**Request**.
Note each line where "Tareas" appears, and copy it.

**Available records**.
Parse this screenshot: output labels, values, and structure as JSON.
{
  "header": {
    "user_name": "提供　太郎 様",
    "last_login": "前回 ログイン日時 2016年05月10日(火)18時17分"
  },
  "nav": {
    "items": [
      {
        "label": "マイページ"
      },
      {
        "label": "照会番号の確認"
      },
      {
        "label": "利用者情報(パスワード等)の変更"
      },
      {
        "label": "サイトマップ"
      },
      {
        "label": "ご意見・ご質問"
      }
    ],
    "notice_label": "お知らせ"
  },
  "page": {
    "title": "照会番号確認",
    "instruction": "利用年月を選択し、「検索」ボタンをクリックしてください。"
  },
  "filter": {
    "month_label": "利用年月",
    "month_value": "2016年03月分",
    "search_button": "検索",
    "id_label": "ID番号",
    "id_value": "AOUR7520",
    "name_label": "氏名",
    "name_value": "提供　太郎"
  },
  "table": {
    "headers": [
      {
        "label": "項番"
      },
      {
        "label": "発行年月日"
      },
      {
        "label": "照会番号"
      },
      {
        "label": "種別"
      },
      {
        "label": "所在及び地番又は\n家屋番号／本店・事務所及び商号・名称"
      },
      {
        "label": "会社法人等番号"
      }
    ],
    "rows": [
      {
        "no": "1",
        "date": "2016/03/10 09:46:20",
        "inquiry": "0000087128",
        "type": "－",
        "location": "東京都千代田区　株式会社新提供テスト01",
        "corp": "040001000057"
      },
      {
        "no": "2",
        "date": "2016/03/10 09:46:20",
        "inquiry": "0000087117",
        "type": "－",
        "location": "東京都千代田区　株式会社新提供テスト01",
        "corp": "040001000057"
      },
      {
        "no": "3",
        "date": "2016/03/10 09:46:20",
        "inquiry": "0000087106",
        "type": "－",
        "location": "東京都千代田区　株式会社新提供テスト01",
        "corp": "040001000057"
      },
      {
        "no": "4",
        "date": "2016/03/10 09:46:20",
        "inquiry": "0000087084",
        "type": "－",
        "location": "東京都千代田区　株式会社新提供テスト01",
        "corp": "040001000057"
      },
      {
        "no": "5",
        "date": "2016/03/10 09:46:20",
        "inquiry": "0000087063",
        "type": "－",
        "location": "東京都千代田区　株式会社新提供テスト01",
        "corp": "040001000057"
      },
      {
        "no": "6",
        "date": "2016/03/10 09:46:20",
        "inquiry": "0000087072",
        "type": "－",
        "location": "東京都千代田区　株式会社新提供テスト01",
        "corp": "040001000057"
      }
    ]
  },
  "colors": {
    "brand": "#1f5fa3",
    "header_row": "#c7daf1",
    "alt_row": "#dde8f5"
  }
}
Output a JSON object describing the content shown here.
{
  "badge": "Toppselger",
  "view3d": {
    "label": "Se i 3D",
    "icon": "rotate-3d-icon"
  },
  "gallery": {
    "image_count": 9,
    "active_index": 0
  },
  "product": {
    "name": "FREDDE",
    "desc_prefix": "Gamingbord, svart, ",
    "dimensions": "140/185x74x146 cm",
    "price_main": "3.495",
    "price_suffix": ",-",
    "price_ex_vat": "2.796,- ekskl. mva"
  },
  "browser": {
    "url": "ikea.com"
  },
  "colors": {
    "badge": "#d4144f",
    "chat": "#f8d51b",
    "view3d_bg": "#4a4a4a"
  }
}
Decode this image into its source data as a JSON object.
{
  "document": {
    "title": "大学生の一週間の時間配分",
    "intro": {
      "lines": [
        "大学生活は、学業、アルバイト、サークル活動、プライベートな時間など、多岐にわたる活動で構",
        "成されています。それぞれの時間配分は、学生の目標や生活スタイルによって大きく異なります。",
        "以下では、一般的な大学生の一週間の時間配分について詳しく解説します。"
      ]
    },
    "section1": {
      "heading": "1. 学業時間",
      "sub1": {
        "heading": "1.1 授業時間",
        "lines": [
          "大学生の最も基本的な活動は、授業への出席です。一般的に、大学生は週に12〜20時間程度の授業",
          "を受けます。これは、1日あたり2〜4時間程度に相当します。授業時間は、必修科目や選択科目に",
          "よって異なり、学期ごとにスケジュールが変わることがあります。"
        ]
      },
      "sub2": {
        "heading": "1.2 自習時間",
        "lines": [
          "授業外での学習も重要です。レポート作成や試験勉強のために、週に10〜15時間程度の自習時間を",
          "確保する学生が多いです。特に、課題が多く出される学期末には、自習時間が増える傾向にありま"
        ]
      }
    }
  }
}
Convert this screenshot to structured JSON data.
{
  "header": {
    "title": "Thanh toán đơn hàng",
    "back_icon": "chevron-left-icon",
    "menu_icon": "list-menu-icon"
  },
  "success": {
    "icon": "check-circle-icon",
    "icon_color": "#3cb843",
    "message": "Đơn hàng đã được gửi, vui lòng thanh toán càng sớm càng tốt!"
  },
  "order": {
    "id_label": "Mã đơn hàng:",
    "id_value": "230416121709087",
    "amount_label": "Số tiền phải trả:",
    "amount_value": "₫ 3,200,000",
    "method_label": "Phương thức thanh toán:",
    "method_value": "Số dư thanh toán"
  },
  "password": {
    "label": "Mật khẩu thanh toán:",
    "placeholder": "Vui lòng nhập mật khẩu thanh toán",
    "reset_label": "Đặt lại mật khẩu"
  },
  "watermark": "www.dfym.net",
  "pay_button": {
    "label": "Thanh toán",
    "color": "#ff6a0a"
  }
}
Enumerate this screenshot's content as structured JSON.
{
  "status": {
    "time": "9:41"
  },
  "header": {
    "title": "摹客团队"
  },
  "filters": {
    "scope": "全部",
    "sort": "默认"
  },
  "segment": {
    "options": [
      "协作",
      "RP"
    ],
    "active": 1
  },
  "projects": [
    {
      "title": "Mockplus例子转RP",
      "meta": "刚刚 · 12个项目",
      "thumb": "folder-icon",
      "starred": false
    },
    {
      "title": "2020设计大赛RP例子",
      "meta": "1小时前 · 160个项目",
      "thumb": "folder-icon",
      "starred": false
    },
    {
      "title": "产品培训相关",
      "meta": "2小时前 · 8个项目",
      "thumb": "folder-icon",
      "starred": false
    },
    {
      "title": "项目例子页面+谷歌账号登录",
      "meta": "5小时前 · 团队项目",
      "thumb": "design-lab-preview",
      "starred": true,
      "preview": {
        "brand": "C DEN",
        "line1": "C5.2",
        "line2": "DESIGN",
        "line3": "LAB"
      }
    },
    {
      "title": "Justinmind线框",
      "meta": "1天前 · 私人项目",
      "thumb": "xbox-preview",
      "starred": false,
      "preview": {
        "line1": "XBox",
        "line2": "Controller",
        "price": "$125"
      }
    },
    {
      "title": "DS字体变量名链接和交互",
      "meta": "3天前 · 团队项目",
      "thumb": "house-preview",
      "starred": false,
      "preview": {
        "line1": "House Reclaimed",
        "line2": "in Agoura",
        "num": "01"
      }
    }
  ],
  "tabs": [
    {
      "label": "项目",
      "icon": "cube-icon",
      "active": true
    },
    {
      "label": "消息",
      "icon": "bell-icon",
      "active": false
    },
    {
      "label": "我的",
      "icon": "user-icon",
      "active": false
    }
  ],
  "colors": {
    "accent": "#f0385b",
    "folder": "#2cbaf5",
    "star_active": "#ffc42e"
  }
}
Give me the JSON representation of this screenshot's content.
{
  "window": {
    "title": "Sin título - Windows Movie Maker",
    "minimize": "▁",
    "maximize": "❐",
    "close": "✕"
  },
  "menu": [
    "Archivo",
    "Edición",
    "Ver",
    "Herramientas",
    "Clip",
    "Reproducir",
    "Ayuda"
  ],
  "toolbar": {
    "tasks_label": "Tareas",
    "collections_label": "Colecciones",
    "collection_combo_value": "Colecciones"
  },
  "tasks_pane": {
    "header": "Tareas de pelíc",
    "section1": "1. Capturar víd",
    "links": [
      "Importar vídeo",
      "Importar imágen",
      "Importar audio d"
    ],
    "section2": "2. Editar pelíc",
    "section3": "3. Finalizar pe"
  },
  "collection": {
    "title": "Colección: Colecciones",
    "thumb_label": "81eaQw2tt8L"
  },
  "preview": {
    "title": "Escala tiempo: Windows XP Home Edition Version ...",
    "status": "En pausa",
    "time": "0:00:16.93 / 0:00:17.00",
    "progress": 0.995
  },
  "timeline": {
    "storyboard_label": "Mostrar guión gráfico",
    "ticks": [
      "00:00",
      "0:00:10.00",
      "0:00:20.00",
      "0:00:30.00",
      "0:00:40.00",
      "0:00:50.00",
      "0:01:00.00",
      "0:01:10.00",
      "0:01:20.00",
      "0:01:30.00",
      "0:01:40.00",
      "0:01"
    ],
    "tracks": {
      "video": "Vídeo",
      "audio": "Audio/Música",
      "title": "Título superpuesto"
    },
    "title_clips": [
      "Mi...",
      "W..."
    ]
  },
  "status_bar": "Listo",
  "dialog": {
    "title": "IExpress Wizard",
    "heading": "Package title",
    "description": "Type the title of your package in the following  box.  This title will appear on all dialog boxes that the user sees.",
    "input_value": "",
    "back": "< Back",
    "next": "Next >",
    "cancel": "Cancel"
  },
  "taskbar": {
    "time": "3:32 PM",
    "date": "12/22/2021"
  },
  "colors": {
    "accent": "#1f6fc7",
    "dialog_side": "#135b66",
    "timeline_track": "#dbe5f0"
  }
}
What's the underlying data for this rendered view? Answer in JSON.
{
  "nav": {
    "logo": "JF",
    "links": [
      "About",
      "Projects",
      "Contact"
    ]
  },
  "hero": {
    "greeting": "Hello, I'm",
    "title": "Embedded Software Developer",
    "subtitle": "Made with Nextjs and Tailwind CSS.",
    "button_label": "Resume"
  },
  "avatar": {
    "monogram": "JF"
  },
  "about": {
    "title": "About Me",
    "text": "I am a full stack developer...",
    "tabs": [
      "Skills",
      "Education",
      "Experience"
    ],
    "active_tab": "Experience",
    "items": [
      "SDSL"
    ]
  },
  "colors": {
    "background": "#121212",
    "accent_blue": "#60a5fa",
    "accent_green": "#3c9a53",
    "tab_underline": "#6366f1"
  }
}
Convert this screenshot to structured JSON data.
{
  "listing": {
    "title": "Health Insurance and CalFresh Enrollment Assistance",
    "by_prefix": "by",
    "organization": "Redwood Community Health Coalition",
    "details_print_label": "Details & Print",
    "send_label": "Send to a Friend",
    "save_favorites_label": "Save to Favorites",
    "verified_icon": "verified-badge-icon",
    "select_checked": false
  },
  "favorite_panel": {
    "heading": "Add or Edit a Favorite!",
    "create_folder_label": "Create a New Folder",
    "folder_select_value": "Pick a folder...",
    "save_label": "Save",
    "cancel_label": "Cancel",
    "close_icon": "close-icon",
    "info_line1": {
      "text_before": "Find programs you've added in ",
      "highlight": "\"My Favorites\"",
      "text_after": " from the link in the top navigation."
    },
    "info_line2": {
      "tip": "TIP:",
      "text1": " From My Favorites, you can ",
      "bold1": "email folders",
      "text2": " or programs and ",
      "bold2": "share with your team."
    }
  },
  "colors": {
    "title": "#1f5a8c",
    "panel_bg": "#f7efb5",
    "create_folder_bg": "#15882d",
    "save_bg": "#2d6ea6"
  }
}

**Exercise result**.
    "tasks_label": "Tareas",
    "header": "Tareas de pelíc",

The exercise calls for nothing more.